DIRECTIONS FOR THIS TASK
Quote each record exactly, please, leaving none out.

DATA SUPPLIED
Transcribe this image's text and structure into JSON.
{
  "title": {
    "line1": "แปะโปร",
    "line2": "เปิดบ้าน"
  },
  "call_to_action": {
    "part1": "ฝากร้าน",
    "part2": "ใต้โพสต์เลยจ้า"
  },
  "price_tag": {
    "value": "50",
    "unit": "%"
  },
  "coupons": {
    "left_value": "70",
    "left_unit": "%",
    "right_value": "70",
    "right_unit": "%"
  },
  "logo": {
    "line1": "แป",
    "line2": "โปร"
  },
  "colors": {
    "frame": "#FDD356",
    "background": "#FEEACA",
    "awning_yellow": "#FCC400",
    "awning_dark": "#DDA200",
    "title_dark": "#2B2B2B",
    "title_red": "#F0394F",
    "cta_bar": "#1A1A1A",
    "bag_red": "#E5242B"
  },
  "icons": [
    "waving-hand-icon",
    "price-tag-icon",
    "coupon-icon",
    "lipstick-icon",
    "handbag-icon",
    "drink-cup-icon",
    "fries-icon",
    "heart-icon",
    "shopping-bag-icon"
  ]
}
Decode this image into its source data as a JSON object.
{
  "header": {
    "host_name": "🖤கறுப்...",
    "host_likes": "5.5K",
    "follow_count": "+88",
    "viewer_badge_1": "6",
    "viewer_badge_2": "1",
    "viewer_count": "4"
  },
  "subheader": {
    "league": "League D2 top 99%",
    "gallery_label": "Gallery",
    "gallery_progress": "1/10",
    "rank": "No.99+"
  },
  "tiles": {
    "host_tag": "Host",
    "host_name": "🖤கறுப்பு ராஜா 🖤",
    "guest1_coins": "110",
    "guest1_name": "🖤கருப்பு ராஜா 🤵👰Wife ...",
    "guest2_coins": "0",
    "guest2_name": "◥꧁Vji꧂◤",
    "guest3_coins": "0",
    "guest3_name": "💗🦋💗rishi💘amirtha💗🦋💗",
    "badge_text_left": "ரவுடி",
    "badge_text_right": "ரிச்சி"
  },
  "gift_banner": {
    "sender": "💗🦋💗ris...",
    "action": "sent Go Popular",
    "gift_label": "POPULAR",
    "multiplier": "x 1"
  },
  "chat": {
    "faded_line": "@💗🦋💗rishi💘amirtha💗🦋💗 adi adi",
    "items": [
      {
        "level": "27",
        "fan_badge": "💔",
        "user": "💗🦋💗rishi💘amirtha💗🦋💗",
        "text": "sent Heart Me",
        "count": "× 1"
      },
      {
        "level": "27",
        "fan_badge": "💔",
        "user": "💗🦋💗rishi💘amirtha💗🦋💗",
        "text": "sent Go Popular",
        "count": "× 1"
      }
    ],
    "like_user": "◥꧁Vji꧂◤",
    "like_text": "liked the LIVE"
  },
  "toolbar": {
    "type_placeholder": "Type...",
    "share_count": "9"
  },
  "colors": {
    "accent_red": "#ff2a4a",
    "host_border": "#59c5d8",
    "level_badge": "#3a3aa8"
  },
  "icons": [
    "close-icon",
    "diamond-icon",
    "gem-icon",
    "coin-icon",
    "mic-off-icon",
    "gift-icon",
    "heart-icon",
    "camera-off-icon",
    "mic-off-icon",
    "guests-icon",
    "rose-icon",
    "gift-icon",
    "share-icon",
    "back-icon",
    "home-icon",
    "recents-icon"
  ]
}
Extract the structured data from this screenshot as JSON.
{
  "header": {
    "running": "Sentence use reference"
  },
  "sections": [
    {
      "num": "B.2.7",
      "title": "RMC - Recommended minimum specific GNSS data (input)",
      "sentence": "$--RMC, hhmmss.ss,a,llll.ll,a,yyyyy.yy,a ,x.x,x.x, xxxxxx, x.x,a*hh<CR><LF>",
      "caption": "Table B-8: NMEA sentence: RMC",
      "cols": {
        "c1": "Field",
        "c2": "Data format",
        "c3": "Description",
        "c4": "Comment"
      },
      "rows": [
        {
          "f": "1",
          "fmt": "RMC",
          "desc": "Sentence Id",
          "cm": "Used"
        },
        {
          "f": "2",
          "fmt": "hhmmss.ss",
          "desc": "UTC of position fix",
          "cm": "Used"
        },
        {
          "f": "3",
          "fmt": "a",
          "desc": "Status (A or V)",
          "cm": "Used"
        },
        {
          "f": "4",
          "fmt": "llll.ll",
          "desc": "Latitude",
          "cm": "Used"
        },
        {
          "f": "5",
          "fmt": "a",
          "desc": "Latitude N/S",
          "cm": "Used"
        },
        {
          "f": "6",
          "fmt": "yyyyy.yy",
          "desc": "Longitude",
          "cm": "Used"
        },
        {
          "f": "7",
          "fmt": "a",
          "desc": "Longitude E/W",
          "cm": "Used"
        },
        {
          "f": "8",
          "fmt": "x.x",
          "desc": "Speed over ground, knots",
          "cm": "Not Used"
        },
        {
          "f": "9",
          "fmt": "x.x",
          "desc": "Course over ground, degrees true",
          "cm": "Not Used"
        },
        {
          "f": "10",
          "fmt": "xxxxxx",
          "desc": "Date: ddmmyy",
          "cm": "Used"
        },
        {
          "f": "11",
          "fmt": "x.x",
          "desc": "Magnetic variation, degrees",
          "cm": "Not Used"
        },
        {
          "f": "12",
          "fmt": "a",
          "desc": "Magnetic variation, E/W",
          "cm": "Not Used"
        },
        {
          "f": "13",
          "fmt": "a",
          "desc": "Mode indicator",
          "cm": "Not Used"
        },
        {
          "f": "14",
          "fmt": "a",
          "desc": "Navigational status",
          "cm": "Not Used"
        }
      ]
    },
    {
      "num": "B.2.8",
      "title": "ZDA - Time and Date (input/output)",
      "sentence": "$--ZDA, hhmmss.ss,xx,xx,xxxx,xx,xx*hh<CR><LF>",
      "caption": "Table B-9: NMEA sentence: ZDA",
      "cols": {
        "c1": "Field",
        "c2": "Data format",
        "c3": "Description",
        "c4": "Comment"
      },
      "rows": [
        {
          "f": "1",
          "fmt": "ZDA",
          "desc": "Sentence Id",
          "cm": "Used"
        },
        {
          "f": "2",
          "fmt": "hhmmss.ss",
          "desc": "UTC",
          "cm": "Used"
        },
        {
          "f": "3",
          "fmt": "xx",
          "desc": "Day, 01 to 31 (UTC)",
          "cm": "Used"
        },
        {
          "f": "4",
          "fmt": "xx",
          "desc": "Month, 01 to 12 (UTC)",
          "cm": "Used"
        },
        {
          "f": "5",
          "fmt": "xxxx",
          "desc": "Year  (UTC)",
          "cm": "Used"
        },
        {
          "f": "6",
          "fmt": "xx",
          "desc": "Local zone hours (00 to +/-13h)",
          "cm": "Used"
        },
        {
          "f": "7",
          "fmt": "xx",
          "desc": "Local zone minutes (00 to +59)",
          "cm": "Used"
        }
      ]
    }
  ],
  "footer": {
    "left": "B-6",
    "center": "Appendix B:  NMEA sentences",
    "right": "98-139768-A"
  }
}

ANSWER FOR THE TASK
Transcribe this image's text and structure into JSON.
{
  "title": {
    "line1": "แปะโปร",
    "line2": "เปิดบ้าน"
  },
  "call_to_action": {
    "part1": "ฝากร้าน",
    "part2": "ใต้โพสต์เลยจ้า"
  },
  "price_tag": {
    "value": "50",
    "unit": "%"
  },
  "coupons": {
    "left_value": "70",
    "left_unit": "%",
    "right_value": "70",
    "right_unit": "%"
  },
  "logo": {
    "line1": "แป",
    "line2": "โปร"
  },
  "colors": {
    "frame": "#FDD356",
    "background": "#FEEACA",
    "awning_yellow": "#FCC400",
    "awning_dark": "#DDA200",
    "title_dark": "#2B2B2B",
    "title_red": "#F0394F",
    "cta_bar": "#1A1A1A",
    "bag_red": "#E5242B"
  },
  "icons": [
    "waving-hand-icon",
    "price-tag-icon",
    "coupon-icon",
    "lipstick-icon",
    "handbag-icon",
    "drink-cup-icon",
    "fries-icon",
    "heart-icon",
    "shopping-bag-icon"
  ]
}
Decode this image into its source data as a JSON object.
{
  "header": {
    "host_name": "🖤கறுப்...",
    "host_likes": "5.5K",
    "follow_count": "+88",
    "viewer_badge_1": "6",
    "viewer_badge_2": "1",
    "viewer_count": "4"
  },
  "subheader": {
    "league": "League D2 top 99%",
    "gallery_label": "Gallery",
    "gallery_progress": "1/10",
    "rank": "No.99+"
  },
  "tiles": {
    "host_tag": "Host",
    "host_name": "🖤கறுப்பு ராஜா 🖤",
    "guest1_coins": "110",
    "guest1_name": "🖤கருப்பு ராஜா 🤵👰Wife ...",
    "guest2_coins": "0",
    "guest2_name": "◥꧁Vji꧂◤",
    "guest3_coins": "0",
    "guest3_name": "💗🦋💗rishi💘amirtha💗🦋💗",
    "badge_text_left": "ரவுடி",
    "badge_text_right": "ரிச்சி"
  },
  "gift_banner": {
    "sender": "💗🦋💗ris...",
    "action": "sent Go Popular",
    "gift_label": "POPULAR",
    "multiplier": "x 1"
  },
  "chat": {
    "faded_line": "@💗🦋💗rishi💘amirtha💗🦋💗 adi adi",
    "items": [
      {
        "level": "27",
        "fan_badge": "💔",
        "user": "💗🦋💗rishi💘amirtha💗🦋💗",
        "text": "sent Heart Me",
        "count": "× 1"
      },
      {
        "level": "27",
        "fan_badge": "💔",
        "user": "💗🦋💗rishi💘amirtha💗🦋💗",
        "text": "sent Go Popular",
        "count": "× 1"
      }
    ],
    "like_user": "◥꧁Vji꧂◤",
    "like_text": "liked the LIVE"
  },
  "toolbar": {
    "type_placeholder": "Type...",
    "share_count": "9"
  },
  "colors": {
    "accent_red": "#ff2a4a",
    "host_border": "#59c5d8",
    "level_badge": "#3a3aa8"
  },
  "icons": [
    "close-icon",
    "diamond-icon",
    "gem-icon",
    "coin-icon",
    "mic-off-icon",
    "gift-icon",
    "heart-icon",
    "camera-off-icon",
    "mic-off-icon",
    "guests-icon",
    "rose-icon",
    "gift-icon",
    "share-icon",
    "back-icon",
    "home-icon",
    "recents-icon"
  ]
}
Extract the structured data from this screenshot as JSON.
{
  "header": {
    "running": "Sentence use reference"
  },
  "sections": [
    {
      "num": "B.2.7",
      "title": "RMC - Recommended minimum specific GNSS data (input)",
      "sentence": "$--RMC, hhmmss.ss,a,llll.ll,a,yyyyy.yy,a ,x.x,x.x, xxxxxx, x.x,a*hh<CR><LF>",
      "caption": "Table B-8: NMEA sentence: RMC",
      "cols": {
        "c1": "Field",
        "c2": "Data format",
        "c3": "Description",
        "c4": "Comment"
      },
      "rows": [
        {
          "f": "1",
          "fmt": "RMC",
          "desc": "Sentence Id",
          "cm": "Used"
        },
        {
          "f": "2",
          "fmt": "hhmmss.ss",
          "desc": "UTC of position fix",
          "cm": "Used"
        },
        {
          "f": "3",
          "fmt": "a",
          "desc": "Status (A or V)",
          "cm": "Used"
        },
        {
          "f": "4",
          "fmt": "llll.ll",
          "desc": "Latitude",
          "cm": "Used"
        },
        {
          "f": "5",
          "fmt": "a",
          "desc": "Latitude N/S",
          "cm": "Used"
        },
        {
          "f": "6",
          "fmt": "yyyyy.yy",
          "desc": "Longitude",
          "cm": "Used"
        },
        {
          "f": "7",
          "fmt": "a",
          "desc": "Longitude E/W",
          "cm": "Used"
        },
        {
          "f": "8",
          "fmt": "x.x",
          "desc": "Speed over ground, knots",
          "cm": "Not Used"
        },
        {
          "f": "9",
          "fmt": "x.x",
          "desc": "Course over ground, degrees true",
          "cm": "Not Used"
        },
        {
          "f": "10",
          "fmt": "xxxxxx",
          "desc": "Date: ddmmyy",
          "cm": "Used"
        },
        {
          "f": "11",
          "fmt": "x.x",
          "desc": "Magnetic variation, degrees",
          "cm": "Not Used"
        },
        {
          "f": "12",
          "fmt": "a",
          "desc": "Magnetic variation, E/W",
          "cm": "Not Used"
        },
        {
          "f": "13",
          "fmt": "a",
          "desc": "Mode indicator",
          "cm": "Not Used"
        },
        {
          "f": "14",
          "fmt": "a",
          "desc": "Navigational status",
          "cm": "Not Used"
        }
      ]
    },
    {
      "num": "B.2.8",
      "title": "ZDA - Time and Date (input/output)",
      "sentence": "$--ZDA, hhmmss.ss,xx,xx,xxxx,xx,xx*hh<CR><LF>",
      "caption": "Table B-9: NMEA sentence: ZDA",
      "cols": {
        "c1": "Field",
        "c2": "Data format",
        "c3": "Description",
        "c4": "Comment"
      },
      "rows": [
        {
          "f": "1",
          "fmt": "ZDA",
          "desc": "Sentence Id",
          "cm": "Used"
        },
        {
          "f": "2",
          "fmt": "hhmmss.ss",
          "desc": "UTC",
          "cm": "Used"
        },
        {
          "f": "3",
          "fmt": "xx",
          "desc": "Day, 01 to 31 (UTC)",
          "cm": "Used"
        },
        {
          "f": "4",
          "fmt": "xx",
          "desc": "Month, 01 to 12 (UTC)",
          "cm": "Used"
        },
        {
          "f": "5",
          "fmt": "xxxx",
          "desc": "Year  (UTC)",
          "cm": "Used"
        },
        {
          "f": "6",
          "fmt": "xx",
          "desc": "Local zone hours (00 to +/-13h)",
          "cm": "Used"
        },
        {
          "f": "7",
          "fmt": "xx",
          "desc": "Local zone minutes (00 to +59)",
          "cm": "Used"
        }
      ]
    }
  ],
  "footer": {
    "left": "B-6",
    "center": "Appendix B:  NMEA sentences",
    "right": "98-139768-A"
  }
}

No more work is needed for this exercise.